Directions for this task
Skip the pictures. Repeat everything else in the records word for word.

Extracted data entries
──────────────────────────────
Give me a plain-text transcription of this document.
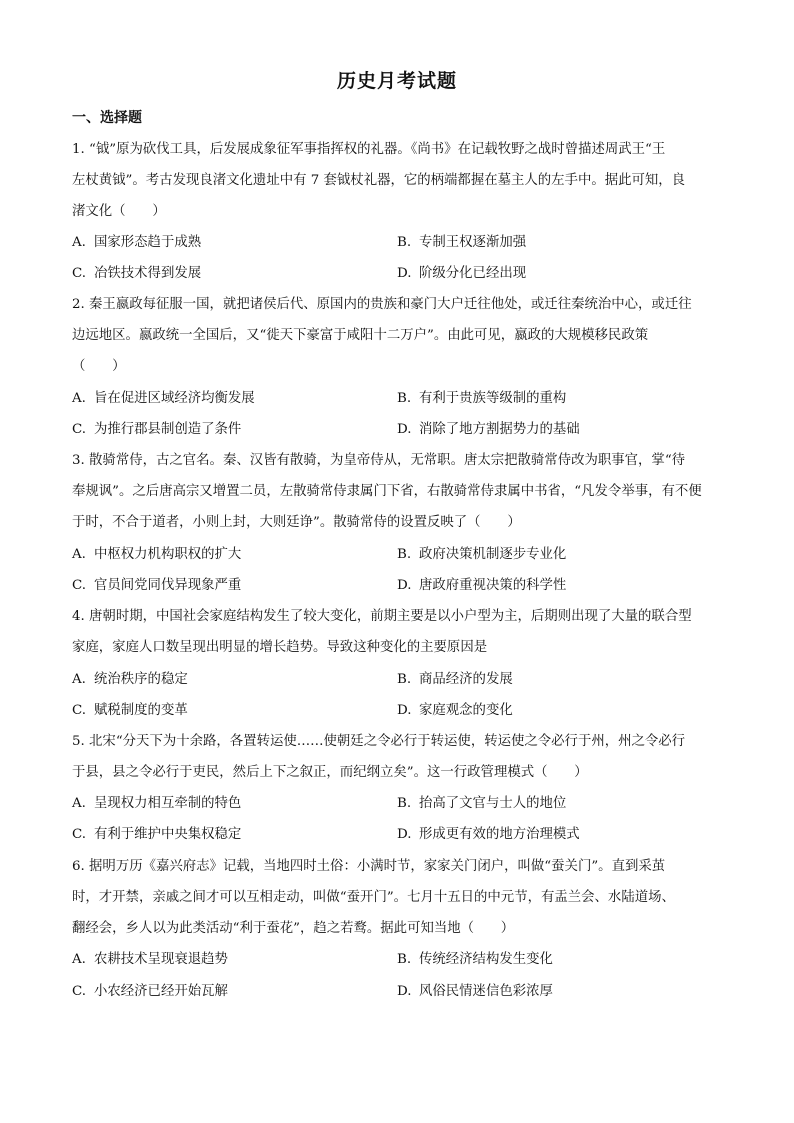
历史月考试题
一、选择题
1. “钺”原为砍伐工具，后发展成象征军事指挥权的礼器。《尚书》在记载牧野之战时曾描述周武王“王
左杖黄钺”。考古发现良渚文化遗址中有 7 套钺杖礼器，它的柄端都握在墓主人的左手中。据此可知，良
渚文化（　　）
A. 国家形态趋于成熟	B. 专制王权逐渐加强
C. 冶铁技术得到发展	D. 阶级分化已经出现
2. 秦王嬴政每征服一国，就把诸侯后代、原国内的贵族和豪门大户迁往他处，或迁往秦统治中心，或迁往
边远地区。嬴政统一全国后，又“徙天下豪富于咸阳十二万户”。由此可见，嬴政的大规模移民政策
（　　）
A. 旨在促进区域经济均衡发展	B. 有利于贵族等级制的重构
C. 为推行郡县制创造了条件	D. 消除了地方割据势力的基础
3. 散骑常侍，古之官名。秦、汉皆有散骑，为皇帝侍从，无常职。唐太宗把散骑常侍改为职事官，掌“待
奉规讽”。之后唐高宗又增置二员，左散骑常侍隶属门下省，右散骑常侍隶属中书省，“凡发令举事，有不便
于时，不合于道者，小则上封，大则廷诤”。散骑常侍的设置反映了（　　）
A. 中枢权力机构职权的扩大	B. 政府决策机制逐步专业化
C. 官员间党同伐异现象严重	D. 唐政府重视决策的科学性
4. 唐朝时期，中国社会家庭结构发生了较大变化，前期主要是以小户型为主，后期则出现了大量的联合型
家庭，家庭人口数呈现出明显的增长趋势。导致这种变化的主要原因是
A. 统治秩序的稳定	B. 商品经济的发展
C. 赋税制度的变革	D. 家庭观念的变化
5. 北宋“分天下为十余路，各置转运使……使朝廷之令必行于转运使，转运使之令必行于州，州之令必行
于县，县之令必行于吏民，然后上下之叙正，而纪纲立矣”。这一行政管理模式（　　）
A. 呈现权力相互牵制的特色	B. 抬高了文官与士人的地位
C. 有利于维护中央集权稳定	D. 形成更有效的地方治理模式
6. 据明万历《嘉兴府志》记载，当地四时土俗：小满时节，家家关门闭户，叫做“蚕关门”。直到采茧
时，才开禁，亲戚之间才可以互相走动，叫做“蚕开门”。七月十五日的中元节，有盂兰会、水陆道场、
翻经会，乡人以为此类活动“利于蚕花”，趋之若鹜。据此可知当地（　　）
A. 农耕技术呈现衰退趋势	B. 传统经济结构发生变化
C. 小农经济已经开始瓦解	D. 风俗民情迷信色彩浓厚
──────────────────────────────
Solution to this problem
Give me a plain-text transcription of this document.
历史月考试题
一、选择题
1. “钺”原为砍伐工具，后发展成象征军事指挥权的礼器。《尚书》在记载牧野之战时曾描述周武王“王
左杖黄钺”。考古发现良渚文化遗址中有 7 套钺杖礼器，它的柄端都握在墓主人的左手中。据此可知，良
渚文化（　　）
A. 国家形态趋于成熟	B. 专制王权逐渐加强
C. 冶铁技术得到发展	D. 阶级分化已经出现
2. 秦王嬴政每征服一国，就把诸侯后代、原国内的贵族和豪门大户迁往他处，或迁往秦统治中心，或迁往
边远地区。嬴政统一全国后，又“徙天下豪富于咸阳十二万户”。由此可见，嬴政的大规模移民政策
（　　）
A. 旨在促进区域经济均衡发展	B. 有利于贵族等级制的重构
C. 为推行郡县制创造了条件	D. 消除了地方割据势力的基础
3. 散骑常侍，古之官名。秦、汉皆有散骑，为皇帝侍从，无常职。唐太宗把散骑常侍改为职事官，掌“待
奉规讽”。之后唐高宗又增置二员，左散骑常侍隶属门下省，右散骑常侍隶属中书省，“凡发令举事，有不便
于时，不合于道者，小则上封，大则廷诤”。散骑常侍的设置反映了（　　）
A. 中枢权力机构职权的扩大	B. 政府决策机制逐步专业化
C. 官员间党同伐异现象严重	D. 唐政府重视决策的科学性
4. 唐朝时期，中国社会家庭结构发生了较大变化，前期主要是以小户型为主，后期则出现了大量的联合型
家庭，家庭人口数呈现出明显的增长趋势。导致这种变化的主要原因是
A. 统治秩序的稳定	B. 商品经济的发展
C. 赋税制度的变革	D. 家庭观念的变化
5. 北宋“分天下为十余路，各置转运使……使朝廷之令必行于转运使，转运使之令必行于州，州之令必行
于县，县之令必行于吏民，然后上下之叙正，而纪纲立矣”。这一行政管理模式（　　）
A. 呈现权力相互牵制的特色	B. 抬高了文官与士人的地位
C. 有利于维护中央集权稳定	D. 形成更有效的地方治理模式
6. 据明万历《嘉兴府志》记载，当地四时土俗：小满时节，家家关门闭户，叫做“蚕关门”。直到采茧
时，才开禁，亲戚之间才可以互相走动，叫做“蚕开门”。七月十五日的中元节，有盂兰会、水陆道场、
翻经会，乡人以为此类活动“利于蚕花”，趋之若鹜。据此可知当地（　　）
A. 农耕技术呈现衰退趋势	B. 传统经济结构发生变化
C. 小农经济已经开始瓦解	D. 风俗民情迷信色彩浓厚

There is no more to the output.